Exercise description: For this exercise, copy out each line of the material below that includes "旧文重读".

Supplied records:
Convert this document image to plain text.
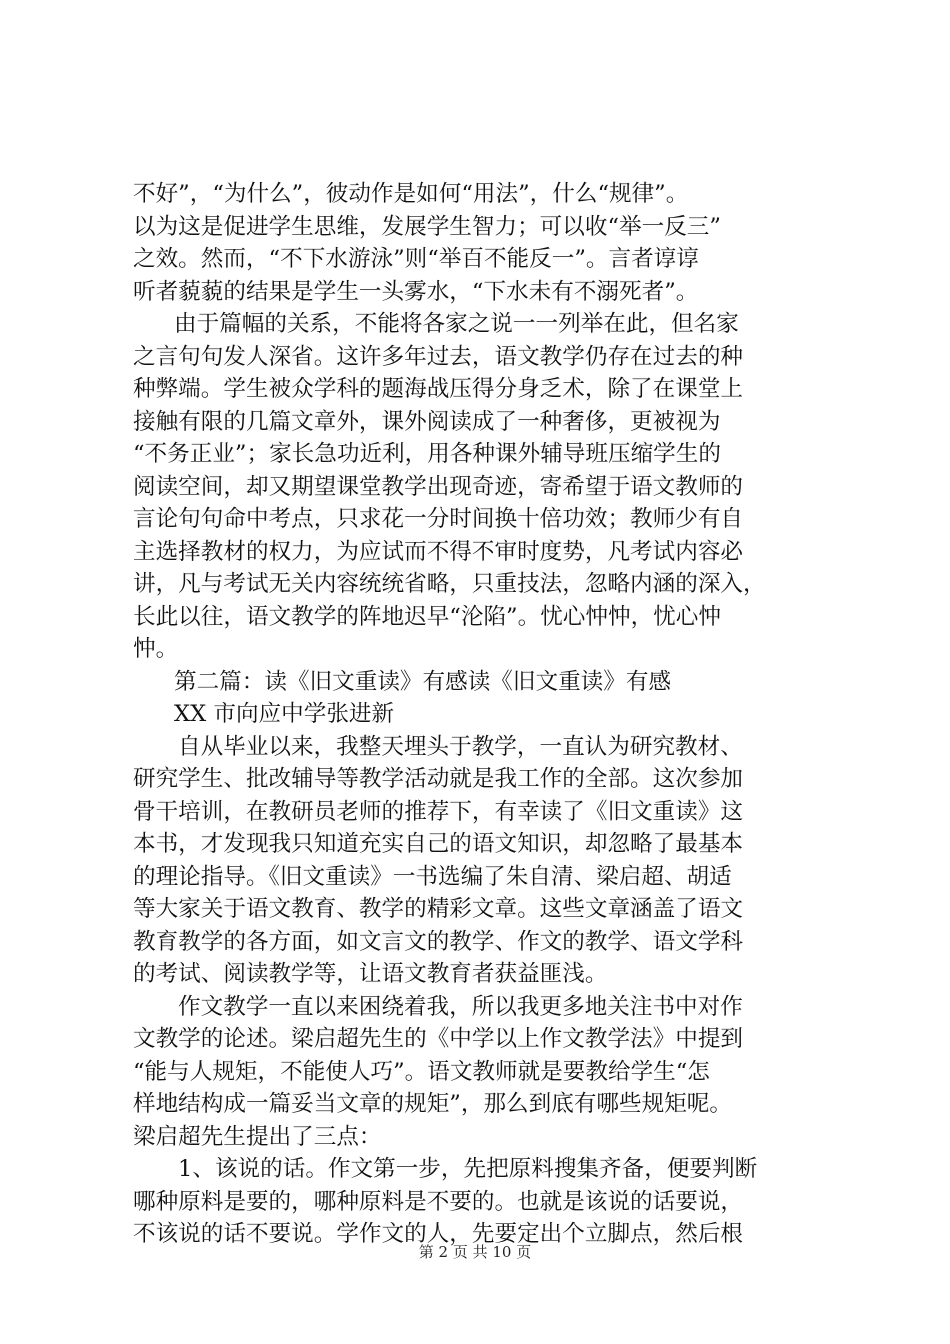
不好”，“为什么”，彼动作是如何“用法”，什么“规律”。
以为这是促进学生思维，发展学生智力；可以收“举一反三”
之效。然而，“不下水游泳”则“举百不能反一”。言者谆谆
听者藐藐的结果是学生一头雾水，“下水未有不溺死者”。
由于篇幅的关系，不能将各家之说一一列举在此，但名家
之言句句发人深省。这许多年过去，语文教学仍存在过去的种
种弊端。学生被众学科的题海战压得分身乏术，除了在课堂上
接触有限的几篇文章外，课外阅读成了一种奢侈，更被视为
“不务正业”；家长急功近利，用各种课外辅导班压缩学生的
阅读空间，却又期望课堂教学出现奇迹，寄希望于语文教师的
言论句句命中考点，只求花一分时间换十倍功效；教师少有自
主选择教材的权力，为应试而不得不审时度势，凡考试内容必
讲，凡与考试无关内容统统省略，只重技法，忽略内涵的深入，
长此以往，语文教学的阵地迟早“沦陷”。忧心忡忡，忧心忡
忡。
第二篇：读《旧文重读》有感读《旧文重读》有感
XX 市向应中学张进新
自从毕业以来，我整天埋头于教学，一直认为研究教材、
研究学生、批改辅导等教学活动就是我工作的全部。这次参加
骨干培训，在教研员老师的推荐下，有幸读了《旧文重读》这
本书，才发现我只知道充实自己的语文知识，却忽略了最基本
的理论指导。《旧文重读》一书选编了朱自清、梁启超、胡适
等大家关于语文教育、教学的精彩文章。这些文章涵盖了语文
教育教学的各方面，如文言文的教学、作文的教学、语文学科
的考试、阅读教学等，让语文教育者获益匪浅。
作文教学一直以来困绕着我，所以我更多地关注书中对作
文教学的论述。梁启超先生的《中学以上作文教学法》中提到
“能与人规矩，不能使人巧”。语文教师就是要教给学生“怎
样地结构成一篇妥当文章的规矩”，那么到底有哪些规矩呢。
梁启超先生提出了三点：
1、该说的话。作文第一步，先把原料搜集齐备，便要判断
哪种原料是要的，哪种原料是不要的。也就是该说的话要说，
不该说的话不要说。学作文的人，先要定出个立脚点，然后根
第 2 页 共 10 页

Exercise answer:
第二篇：读《旧文重读》有感读《旧文重读》有感
骨干培训，在教研员老师的推荐下，有幸读了《旧文重读》这
的理论指导。《旧文重读》一书选编了朱自清、梁启超、胡适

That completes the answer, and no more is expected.